__Available data__
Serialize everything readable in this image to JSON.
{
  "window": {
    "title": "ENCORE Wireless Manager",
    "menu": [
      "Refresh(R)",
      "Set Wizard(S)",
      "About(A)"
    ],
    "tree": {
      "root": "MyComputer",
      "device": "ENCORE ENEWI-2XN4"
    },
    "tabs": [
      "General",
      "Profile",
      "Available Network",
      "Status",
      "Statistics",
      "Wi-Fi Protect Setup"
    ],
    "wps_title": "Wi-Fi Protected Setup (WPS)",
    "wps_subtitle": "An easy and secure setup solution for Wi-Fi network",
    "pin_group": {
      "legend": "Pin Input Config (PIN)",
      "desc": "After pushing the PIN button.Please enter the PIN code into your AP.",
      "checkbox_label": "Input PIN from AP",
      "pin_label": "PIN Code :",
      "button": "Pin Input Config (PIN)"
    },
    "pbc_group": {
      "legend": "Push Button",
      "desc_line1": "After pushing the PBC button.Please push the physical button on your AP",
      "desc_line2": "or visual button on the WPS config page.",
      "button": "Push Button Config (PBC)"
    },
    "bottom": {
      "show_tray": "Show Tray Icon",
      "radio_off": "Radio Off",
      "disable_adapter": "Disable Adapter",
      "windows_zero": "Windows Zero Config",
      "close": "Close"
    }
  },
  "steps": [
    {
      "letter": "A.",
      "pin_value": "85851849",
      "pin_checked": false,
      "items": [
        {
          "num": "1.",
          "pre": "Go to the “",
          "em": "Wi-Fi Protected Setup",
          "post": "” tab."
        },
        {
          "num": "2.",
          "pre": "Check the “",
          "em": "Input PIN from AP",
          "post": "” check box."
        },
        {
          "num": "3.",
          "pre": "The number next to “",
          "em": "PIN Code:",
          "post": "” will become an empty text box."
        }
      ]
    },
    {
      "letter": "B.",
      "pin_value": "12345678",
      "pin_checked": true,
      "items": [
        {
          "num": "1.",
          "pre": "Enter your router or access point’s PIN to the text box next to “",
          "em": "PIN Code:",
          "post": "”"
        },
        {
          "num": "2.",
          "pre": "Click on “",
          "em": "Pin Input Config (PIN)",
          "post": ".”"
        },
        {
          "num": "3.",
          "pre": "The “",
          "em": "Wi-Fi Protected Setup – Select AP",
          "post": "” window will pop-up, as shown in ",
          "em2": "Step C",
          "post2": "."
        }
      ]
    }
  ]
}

__To be done__
Write an exact transcription of every entry above.

__Solution to this exercise__
Serialize everything readable in this image to JSON.
{
  "window": {
    "title": "ENCORE Wireless Manager",
    "menu": [
      "Refresh(R)",
      "Set Wizard(S)",
      "About(A)"
    ],
    "tree": {
      "root": "MyComputer",
      "device": "ENCORE ENEWI-2XN4"
    },
    "tabs": [
      "General",
      "Profile",
      "Available Network",
      "Status",
      "Statistics",
      "Wi-Fi Protect Setup"
    ],
    "wps_title": "Wi-Fi Protected Setup (WPS)",
    "wps_subtitle": "An easy and secure setup solution for Wi-Fi network",
    "pin_group": {
      "legend": "Pin Input Config (PIN)",
      "desc": "After pushing the PIN button.Please enter the PIN code into your AP.",
      "checkbox_label": "Input PIN from AP",
      "pin_label": "PIN Code :",
      "button": "Pin Input Config (PIN)"
    },
    "pbc_group": {
      "legend": "Push Button",
      "desc_line1": "After pushing the PBC button.Please push the physical button on your AP",
      "desc_line2": "or visual button on the WPS config page.",
      "button": "Push Button Config (PBC)"
    },
    "bottom": {
      "show_tray": "Show Tray Icon",
      "radio_off": "Radio Off",
      "disable_adapter": "Disable Adapter",
      "windows_zero": "Windows Zero Config",
      "close": "Close"
    }
  },
  "steps": [
    {
      "letter": "A.",
      "pin_value": "85851849",
      "pin_checked": false,
      "items": [
        {
          "num": "1.",
          "pre": "Go to the “",
          "em": "Wi-Fi Protected Setup",
          "post": "” tab."
        },
        {
          "num": "2.",
          "pre": "Check the “",
          "em": "Input PIN from AP",
          "post": "” check box."
        },
        {
          "num": "3.",
          "pre": "The number next to “",
          "em": "PIN Code:",
          "post": "” will become an empty text box."
        }
      ]
    },
    {
      "letter": "B.",
      "pin_value": "12345678",
      "pin_checked": true,
      "items": [
        {
          "num": "1.",
          "pre": "Enter your router or access point’s PIN to the text box next to “",
          "em": "PIN Code:",
          "post": "”"
        },
        {
          "num": "2.",
          "pre": "Click on “",
          "em": "Pin Input Config (PIN)",
          "post": ".”"
        },
        {
          "num": "3.",
          "pre": "The “",
          "em": "Wi-Fi Protected Setup – Select AP",
          "post": "” window will pop-up, as shown in ",
          "em2": "Step C",
          "post2": "."
        }
      ]
    }
  ]
}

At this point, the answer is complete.